# DATA SUPPLIED start

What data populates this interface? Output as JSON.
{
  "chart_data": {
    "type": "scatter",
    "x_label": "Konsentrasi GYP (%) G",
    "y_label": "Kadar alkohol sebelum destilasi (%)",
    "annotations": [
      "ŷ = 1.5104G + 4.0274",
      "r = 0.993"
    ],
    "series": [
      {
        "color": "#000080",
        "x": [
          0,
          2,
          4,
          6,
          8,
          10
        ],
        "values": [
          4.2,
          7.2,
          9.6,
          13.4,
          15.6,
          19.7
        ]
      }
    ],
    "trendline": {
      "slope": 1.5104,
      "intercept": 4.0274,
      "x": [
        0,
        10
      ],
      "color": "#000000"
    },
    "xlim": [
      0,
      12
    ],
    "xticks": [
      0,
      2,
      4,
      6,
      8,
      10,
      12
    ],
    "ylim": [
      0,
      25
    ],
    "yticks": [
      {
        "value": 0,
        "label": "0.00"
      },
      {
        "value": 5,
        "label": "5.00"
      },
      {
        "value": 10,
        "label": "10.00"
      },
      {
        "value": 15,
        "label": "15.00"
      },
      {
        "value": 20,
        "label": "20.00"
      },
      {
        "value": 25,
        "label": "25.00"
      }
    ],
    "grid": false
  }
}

# DATA SUPPLIED end

**EXERCISE INSTRUCTIONS**
Can you give every line above again, exactly as written?

**EXERCISE SOLUTION**
What data populates this interface? Output as JSON.
{
  "chart_data": {
    "type": "scatter",
    "x_label": "Konsentrasi GYP (%) G",
    "y_label": "Kadar alkohol sebelum destilasi (%)",
    "annotations": [
      "ŷ = 1.5104G + 4.0274",
      "r = 0.993"
    ],
    "series": [
      {
        "color": "#000080",
        "x": [
          0,
          2,
          4,
          6,
          8,
          10
        ],
        "values": [
          4.2,
          7.2,
          9.6,
          13.4,
          15.6,
          19.7
        ]
      }
    ],
    "trendline": {
      "slope": 1.5104,
      "intercept": 4.0274,
      "x": [
        0,
        10
      ],
      "color": "#000000"
    },
    "xlim": [
      0,
      12
    ],
    "xticks": [
      0,
      2,
      4,
      6,
      8,
      10,
      12
    ],
    "ylim": [
      0,
      25
    ],
    "yticks": [
      {
        "value": 0,
        "label": "0.00"
      },
      {
        "value": 5,
        "label": "5.00"
      },
      {
        "value": 10,
        "label": "10.00"
      },
      {
        "value": 15,
        "label": "15.00"
      },
      {
        "value": 20,
        "label": "20.00"
      },
      {
        "value": 25,
        "label": "25.00"
      }
    ],
    "grid": false
  }
}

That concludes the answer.